## Begin

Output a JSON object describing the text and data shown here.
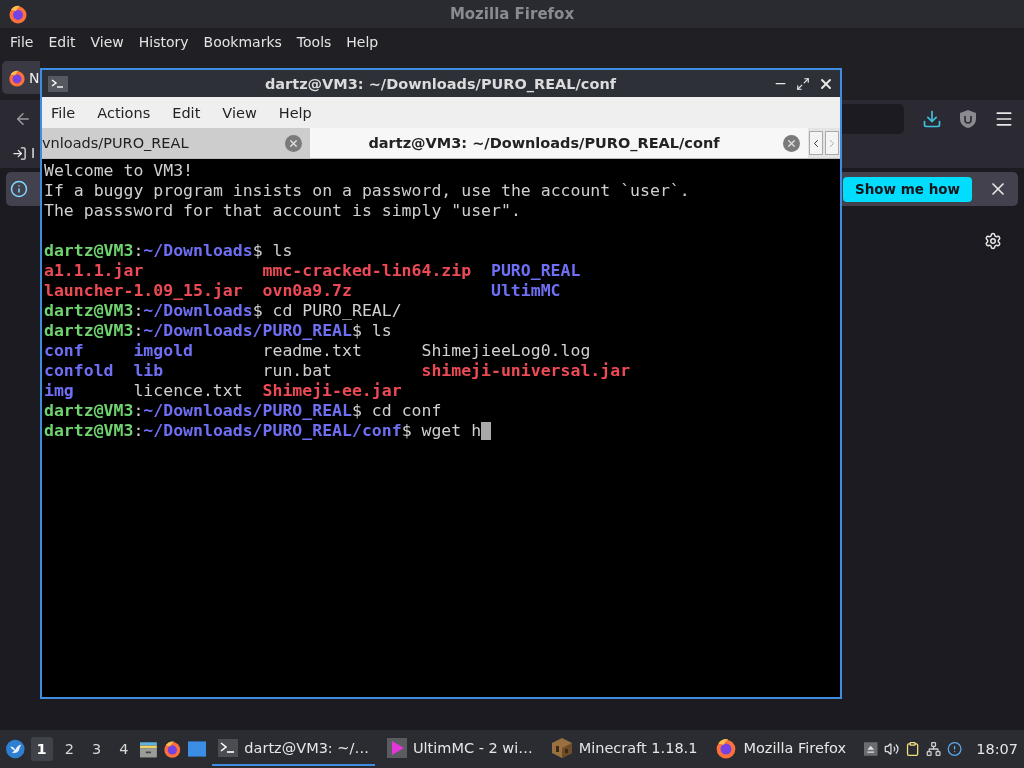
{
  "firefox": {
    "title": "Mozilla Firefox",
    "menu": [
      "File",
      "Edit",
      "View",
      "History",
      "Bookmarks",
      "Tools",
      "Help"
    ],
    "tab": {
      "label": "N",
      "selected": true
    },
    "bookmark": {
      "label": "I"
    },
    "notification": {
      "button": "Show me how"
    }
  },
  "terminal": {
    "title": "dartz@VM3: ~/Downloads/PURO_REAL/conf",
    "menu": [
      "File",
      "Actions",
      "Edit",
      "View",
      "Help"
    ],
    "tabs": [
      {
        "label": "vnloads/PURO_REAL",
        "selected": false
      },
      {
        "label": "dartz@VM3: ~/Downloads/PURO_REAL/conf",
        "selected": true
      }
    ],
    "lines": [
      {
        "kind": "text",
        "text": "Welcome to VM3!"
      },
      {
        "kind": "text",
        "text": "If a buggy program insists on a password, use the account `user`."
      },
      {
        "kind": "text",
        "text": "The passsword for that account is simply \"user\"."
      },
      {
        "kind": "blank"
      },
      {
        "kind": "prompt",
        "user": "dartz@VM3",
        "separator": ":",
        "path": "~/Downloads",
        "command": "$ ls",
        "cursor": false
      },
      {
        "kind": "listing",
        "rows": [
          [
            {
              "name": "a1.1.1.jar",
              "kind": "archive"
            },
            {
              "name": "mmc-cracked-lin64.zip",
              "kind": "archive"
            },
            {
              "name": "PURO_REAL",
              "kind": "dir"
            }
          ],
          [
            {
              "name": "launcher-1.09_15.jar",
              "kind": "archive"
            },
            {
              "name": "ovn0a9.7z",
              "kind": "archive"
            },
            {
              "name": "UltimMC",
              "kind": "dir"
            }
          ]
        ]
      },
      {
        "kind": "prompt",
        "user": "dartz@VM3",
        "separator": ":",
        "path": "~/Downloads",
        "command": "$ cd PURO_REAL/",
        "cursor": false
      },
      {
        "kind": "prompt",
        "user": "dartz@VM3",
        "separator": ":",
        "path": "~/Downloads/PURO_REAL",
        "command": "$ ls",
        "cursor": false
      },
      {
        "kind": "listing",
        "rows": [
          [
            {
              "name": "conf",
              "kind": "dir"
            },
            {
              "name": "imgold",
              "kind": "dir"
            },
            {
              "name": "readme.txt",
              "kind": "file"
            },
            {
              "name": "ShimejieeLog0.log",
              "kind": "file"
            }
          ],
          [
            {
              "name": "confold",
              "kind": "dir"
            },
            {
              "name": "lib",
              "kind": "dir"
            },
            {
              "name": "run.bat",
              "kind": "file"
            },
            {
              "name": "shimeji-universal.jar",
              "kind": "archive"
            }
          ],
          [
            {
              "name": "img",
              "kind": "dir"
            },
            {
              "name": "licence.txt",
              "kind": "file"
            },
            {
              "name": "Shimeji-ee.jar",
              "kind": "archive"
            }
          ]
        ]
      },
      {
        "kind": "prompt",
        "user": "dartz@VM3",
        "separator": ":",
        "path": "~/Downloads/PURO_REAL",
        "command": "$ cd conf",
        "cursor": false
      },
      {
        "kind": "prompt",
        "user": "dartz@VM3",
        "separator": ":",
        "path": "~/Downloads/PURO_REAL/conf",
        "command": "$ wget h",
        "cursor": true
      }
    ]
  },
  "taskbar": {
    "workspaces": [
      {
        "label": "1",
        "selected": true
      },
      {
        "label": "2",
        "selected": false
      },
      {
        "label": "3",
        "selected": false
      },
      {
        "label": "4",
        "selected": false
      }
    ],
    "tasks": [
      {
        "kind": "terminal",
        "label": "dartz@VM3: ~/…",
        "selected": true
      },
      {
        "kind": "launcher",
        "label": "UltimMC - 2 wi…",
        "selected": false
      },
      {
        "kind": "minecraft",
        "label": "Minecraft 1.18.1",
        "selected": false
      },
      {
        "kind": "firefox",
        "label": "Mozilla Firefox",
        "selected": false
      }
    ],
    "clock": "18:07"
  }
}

## End
## Begin

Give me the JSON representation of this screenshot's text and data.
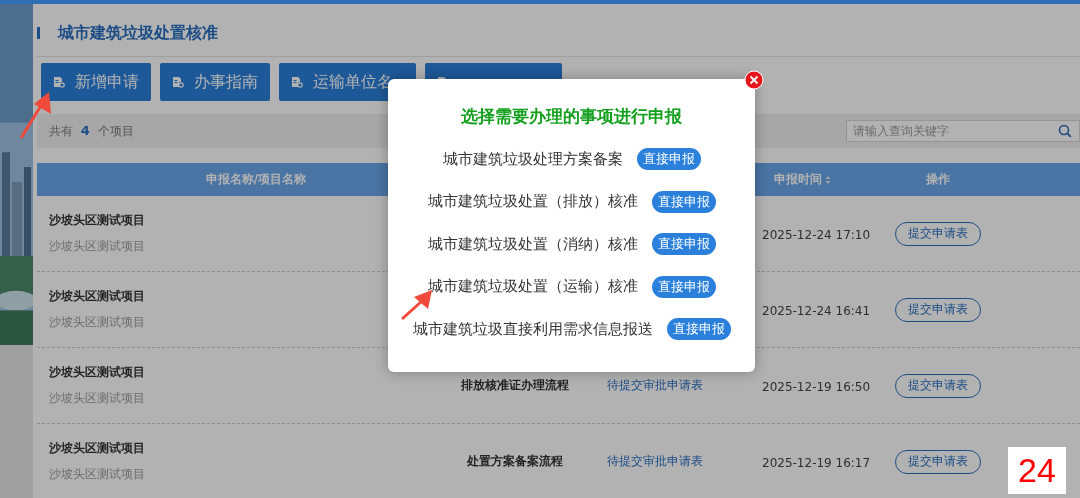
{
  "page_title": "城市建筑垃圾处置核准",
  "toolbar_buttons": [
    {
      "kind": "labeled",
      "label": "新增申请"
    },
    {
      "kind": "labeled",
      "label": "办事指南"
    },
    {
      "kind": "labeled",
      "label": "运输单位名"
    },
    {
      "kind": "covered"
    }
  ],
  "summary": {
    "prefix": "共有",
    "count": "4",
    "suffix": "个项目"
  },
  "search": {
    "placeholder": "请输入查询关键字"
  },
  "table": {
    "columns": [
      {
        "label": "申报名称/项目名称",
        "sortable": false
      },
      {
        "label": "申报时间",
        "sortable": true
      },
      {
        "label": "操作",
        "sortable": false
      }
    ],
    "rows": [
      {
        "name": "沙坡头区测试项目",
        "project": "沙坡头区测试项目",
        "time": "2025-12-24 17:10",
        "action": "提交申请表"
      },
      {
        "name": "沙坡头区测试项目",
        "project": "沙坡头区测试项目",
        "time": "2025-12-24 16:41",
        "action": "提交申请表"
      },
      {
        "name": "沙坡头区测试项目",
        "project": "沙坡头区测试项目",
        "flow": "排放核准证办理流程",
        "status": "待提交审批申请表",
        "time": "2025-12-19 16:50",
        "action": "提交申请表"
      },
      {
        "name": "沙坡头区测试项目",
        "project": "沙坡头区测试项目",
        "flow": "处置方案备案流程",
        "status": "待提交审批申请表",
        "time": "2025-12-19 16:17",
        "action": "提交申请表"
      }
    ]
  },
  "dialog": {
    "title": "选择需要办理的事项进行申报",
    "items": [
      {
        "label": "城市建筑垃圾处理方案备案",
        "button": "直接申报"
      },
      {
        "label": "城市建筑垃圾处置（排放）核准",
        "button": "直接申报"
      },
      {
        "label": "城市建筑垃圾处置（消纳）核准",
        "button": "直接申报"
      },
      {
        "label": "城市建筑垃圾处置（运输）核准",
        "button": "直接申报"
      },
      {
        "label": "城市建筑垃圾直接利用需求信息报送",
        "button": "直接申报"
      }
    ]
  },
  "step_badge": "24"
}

## End

### WHAT IS NEEDED
Find the word "Mozilla" in the data and show each line that holds it.

### SOLVED PROBLEM
    "title": "Mozilla Firefox",
        "label": "Mozilla Firefox",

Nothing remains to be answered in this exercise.